Stored data entries
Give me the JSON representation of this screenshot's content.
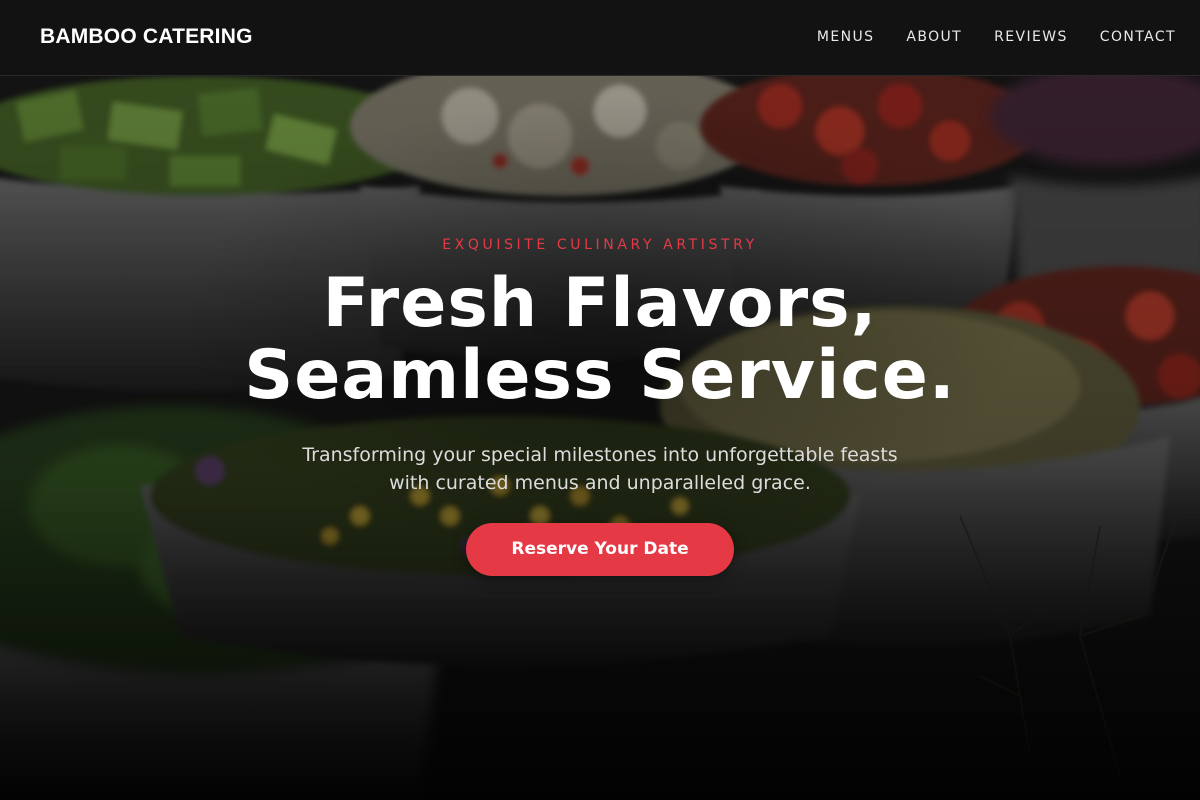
{
  "header": {
    "brand": "BAMBOO CATERING",
    "nav": [
      "MENUS",
      "ABOUT",
      "REVIEWS",
      "CONTACT"
    ]
  },
  "hero": {
    "eyebrow": "EXQUISITE CULINARY ARTISTRY",
    "headline_line1": "Fresh Flavors,",
    "headline_line2": "Seamless Service.",
    "subtitle_line1": "Transforming your special milestones into unforgettable feasts",
    "subtitle_line2": "with curated menus and unparalleled grace.",
    "cta_label": "Reserve Your Date"
  },
  "colors": {
    "accent": "#e63946",
    "nav_bg": "#121212",
    "text": "#ffffff"
  }
}
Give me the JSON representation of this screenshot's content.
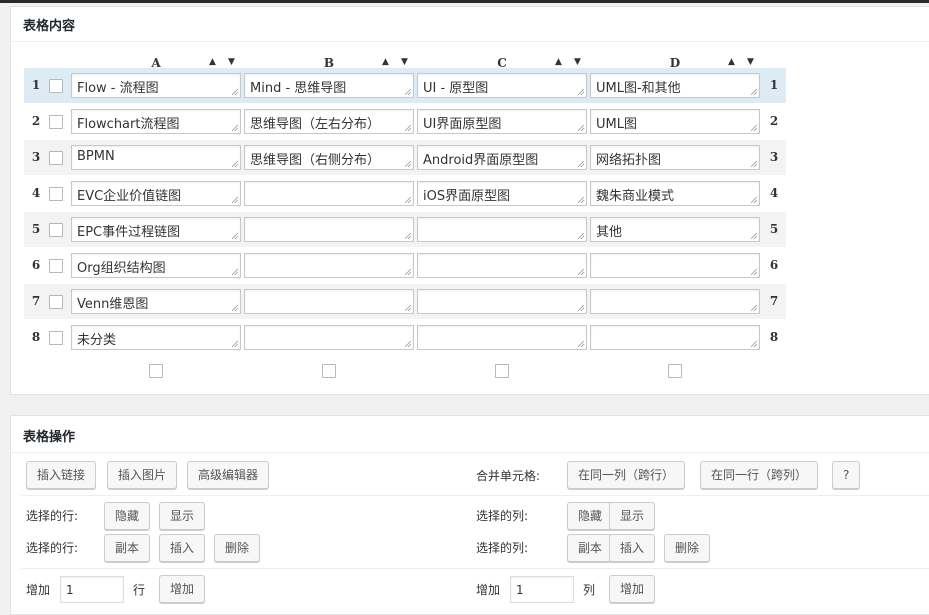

| What you will do |
Set the entries down again exactly. Do not include the images.

| Task response |
Give me the JSON representation of this screenshot's content.
{
  "header": {
    "brand": "BAMBOO CATERING",
    "nav": [
      "MENUS",
      "ABOUT",
      "REVIEWS",
      "CONTACT"
    ]
  },
  "hero": {
    "eyebrow": "EXQUISITE CULINARY ARTISTRY",
    "headline_line1": "Fresh Flavors,",
    "headline_line2": "Seamless Service.",
    "subtitle_line1": "Transforming your special milestones into unforgettable feasts",
    "subtitle_line2": "with curated menus and unparalleled grace.",
    "cta_label": "Reserve Your Date"
  },
  "colors": {
    "accent": "#e63946",
    "nav_bg": "#121212",
    "text": "#ffffff"
  }
}
Give me the JSON representation of this screenshot's content.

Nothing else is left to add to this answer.